Sure, you can use a fancy algorithm for that if you want. But I usually recommend to just stare hard at the data, use your intuition, and make a guess. My friends usually respond with horror—you can’t just throw out predictions like that, that’s illegal! They want to use a rigorous method with guarantees.

Now, it’s true we have methods with guarantees, but those guarantees are often a bit of a mirage. For example, you can compute a linear regression and get a confidence interval for the regression coefficients. That’s fine, but you’re assuming (1) the true relationship is linear (2) all data are independent (3) the noise is Gaussian and (4) the magnitude of noise constant. These assumptions are extremely difficult to verify, even for experts.

All predictions need assumptions. The advantage of the "look at your data and make a guess" method is that you can’t fool yourself about this fact.

But is it really true that humans can do as well as algorithms for simple tasks? Let’s test this.

# Short problem 1
Rewrite the entries from their first line through the line containing "assistant-icon[interactable] bbox=[285, 152, 307, 174]", substituting "caret-down-icon" for every "chevron-down-icon" and leaving everything else unchanged.

# Data extract
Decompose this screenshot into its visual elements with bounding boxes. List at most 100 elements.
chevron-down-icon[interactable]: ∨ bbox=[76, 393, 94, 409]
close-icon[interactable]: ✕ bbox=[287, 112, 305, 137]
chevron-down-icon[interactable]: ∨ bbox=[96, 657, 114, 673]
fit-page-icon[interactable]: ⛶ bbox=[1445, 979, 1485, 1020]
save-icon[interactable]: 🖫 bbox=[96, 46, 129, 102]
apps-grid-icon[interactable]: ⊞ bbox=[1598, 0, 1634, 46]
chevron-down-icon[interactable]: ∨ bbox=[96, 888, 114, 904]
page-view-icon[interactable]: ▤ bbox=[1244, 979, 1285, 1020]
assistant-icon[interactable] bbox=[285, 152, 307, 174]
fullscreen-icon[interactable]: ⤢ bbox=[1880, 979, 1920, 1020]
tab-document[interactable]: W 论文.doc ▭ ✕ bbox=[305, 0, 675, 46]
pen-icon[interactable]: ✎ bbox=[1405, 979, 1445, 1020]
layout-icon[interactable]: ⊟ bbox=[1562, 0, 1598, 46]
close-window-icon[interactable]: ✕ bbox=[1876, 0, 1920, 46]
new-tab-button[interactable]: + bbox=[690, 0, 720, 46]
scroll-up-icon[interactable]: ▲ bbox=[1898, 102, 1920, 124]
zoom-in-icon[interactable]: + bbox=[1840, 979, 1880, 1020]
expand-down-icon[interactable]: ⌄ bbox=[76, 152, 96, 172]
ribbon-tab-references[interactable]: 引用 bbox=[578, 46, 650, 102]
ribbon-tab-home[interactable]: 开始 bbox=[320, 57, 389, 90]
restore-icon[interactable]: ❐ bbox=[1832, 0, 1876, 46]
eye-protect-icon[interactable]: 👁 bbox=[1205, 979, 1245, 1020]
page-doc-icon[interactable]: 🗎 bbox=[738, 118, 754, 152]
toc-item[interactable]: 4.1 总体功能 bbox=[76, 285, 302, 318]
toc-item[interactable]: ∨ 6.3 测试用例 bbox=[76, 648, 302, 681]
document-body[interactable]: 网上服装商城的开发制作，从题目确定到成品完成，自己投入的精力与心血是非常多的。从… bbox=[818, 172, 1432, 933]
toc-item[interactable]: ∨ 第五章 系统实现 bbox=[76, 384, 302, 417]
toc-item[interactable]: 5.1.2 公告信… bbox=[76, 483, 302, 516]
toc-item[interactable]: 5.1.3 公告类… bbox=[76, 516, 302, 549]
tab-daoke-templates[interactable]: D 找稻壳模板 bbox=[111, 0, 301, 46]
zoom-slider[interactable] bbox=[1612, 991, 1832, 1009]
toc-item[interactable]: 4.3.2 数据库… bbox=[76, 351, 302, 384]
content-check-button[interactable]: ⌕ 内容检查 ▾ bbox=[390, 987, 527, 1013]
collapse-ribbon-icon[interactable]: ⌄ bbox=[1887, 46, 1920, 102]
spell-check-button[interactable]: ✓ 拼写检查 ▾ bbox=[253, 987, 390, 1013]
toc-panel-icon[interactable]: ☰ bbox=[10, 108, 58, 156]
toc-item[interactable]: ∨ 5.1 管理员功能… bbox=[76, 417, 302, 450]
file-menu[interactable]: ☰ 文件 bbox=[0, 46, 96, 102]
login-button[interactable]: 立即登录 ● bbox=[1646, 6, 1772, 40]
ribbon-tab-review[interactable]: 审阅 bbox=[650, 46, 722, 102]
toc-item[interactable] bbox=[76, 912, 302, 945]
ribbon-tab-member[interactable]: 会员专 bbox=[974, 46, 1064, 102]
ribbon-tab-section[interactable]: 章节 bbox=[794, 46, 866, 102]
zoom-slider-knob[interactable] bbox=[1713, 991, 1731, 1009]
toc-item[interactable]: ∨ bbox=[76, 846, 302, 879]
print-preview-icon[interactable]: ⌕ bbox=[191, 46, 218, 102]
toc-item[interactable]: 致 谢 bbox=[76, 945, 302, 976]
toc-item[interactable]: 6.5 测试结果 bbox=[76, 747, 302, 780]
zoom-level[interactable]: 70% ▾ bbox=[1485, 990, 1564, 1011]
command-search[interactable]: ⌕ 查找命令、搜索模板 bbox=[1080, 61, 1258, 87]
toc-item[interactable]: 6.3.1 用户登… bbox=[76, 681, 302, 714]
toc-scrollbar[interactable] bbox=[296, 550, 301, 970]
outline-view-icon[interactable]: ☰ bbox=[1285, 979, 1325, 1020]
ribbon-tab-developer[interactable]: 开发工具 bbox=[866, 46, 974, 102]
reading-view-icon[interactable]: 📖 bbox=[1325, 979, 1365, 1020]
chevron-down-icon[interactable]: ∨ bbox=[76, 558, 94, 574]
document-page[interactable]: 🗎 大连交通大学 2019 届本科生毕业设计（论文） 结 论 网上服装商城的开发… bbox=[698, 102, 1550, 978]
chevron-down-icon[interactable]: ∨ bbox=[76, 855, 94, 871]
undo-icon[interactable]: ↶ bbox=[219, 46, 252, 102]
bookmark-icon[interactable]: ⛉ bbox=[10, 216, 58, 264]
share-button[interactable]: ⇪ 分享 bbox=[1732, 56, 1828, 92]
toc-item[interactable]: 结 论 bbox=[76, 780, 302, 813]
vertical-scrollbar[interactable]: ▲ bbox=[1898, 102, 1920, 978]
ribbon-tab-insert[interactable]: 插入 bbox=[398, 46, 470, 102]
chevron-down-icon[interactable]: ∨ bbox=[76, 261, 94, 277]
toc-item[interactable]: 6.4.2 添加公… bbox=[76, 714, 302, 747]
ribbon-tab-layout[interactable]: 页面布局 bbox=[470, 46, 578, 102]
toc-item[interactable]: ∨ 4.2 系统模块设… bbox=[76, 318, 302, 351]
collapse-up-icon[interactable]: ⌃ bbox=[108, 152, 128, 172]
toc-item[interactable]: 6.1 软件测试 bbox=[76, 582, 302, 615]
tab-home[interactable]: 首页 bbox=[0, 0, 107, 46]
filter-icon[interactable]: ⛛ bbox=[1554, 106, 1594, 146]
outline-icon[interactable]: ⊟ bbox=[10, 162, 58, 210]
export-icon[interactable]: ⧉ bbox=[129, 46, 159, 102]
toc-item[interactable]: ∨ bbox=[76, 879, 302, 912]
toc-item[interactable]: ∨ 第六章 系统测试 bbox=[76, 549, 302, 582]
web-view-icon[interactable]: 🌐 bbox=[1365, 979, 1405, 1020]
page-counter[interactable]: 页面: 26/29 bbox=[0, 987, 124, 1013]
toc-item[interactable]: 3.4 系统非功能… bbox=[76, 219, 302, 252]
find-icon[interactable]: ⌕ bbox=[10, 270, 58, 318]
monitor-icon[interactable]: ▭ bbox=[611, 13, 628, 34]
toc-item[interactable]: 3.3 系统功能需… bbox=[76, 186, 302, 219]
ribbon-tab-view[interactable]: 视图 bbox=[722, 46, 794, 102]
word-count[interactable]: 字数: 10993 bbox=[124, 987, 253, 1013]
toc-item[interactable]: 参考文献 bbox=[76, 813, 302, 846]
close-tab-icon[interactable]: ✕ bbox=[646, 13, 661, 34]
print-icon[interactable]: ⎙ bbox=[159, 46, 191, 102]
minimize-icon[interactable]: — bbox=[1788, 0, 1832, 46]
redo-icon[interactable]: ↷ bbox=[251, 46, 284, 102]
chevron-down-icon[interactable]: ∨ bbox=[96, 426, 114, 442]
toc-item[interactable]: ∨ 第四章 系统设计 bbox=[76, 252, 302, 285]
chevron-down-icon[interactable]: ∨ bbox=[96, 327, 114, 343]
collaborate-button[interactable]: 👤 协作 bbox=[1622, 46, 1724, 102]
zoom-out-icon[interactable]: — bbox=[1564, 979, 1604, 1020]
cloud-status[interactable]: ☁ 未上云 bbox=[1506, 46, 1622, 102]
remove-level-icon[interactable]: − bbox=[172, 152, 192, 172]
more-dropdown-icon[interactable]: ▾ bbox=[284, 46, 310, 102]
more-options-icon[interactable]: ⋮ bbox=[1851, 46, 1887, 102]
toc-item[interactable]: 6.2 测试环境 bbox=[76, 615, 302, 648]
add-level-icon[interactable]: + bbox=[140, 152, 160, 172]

# Short problem 2
Summarize the passage about guessing from data in three sentences.

# Response 1
Decompose this screenshot into its visual elements with bounding boxes. List at most 100 elements.
caret-down-icon[interactable]: ∨ bbox=[76, 393, 94, 409]
close-icon[interactable]: ✕ bbox=[287, 112, 305, 137]
caret-down-icon[interactable]: ∨ bbox=[96, 657, 114, 673]
fit-page-icon[interactable]: ⛶ bbox=[1445, 979, 1485, 1020]
save-icon[interactable]: 🖫 bbox=[96, 46, 129, 102]
apps-grid-icon[interactable]: ⊞ bbox=[1598, 0, 1634, 46]
caret-down-icon[interactable]: ∨ bbox=[96, 888, 114, 904]
page-view-icon[interactable]: ▤ bbox=[1244, 979, 1285, 1020]
assistant-icon[interactable] bbox=[285, 152, 307, 174]

# Response 2
The author recommends making predictions by staring hard at the data, using intuition, and guessing, while friends insist on rigorous methods with guarantees. Those guarantees, such as a confidence interval for linear regression coefficients, rest on assumptions about linearity, independence, Gaussian noise, and constant noise magnitude that are extremely difficult to verify. Since all predictions need assumptions, the guessing method keeps one from fooling oneself about this, and the author sets out to test whether humans can match algorithms on simple tasks.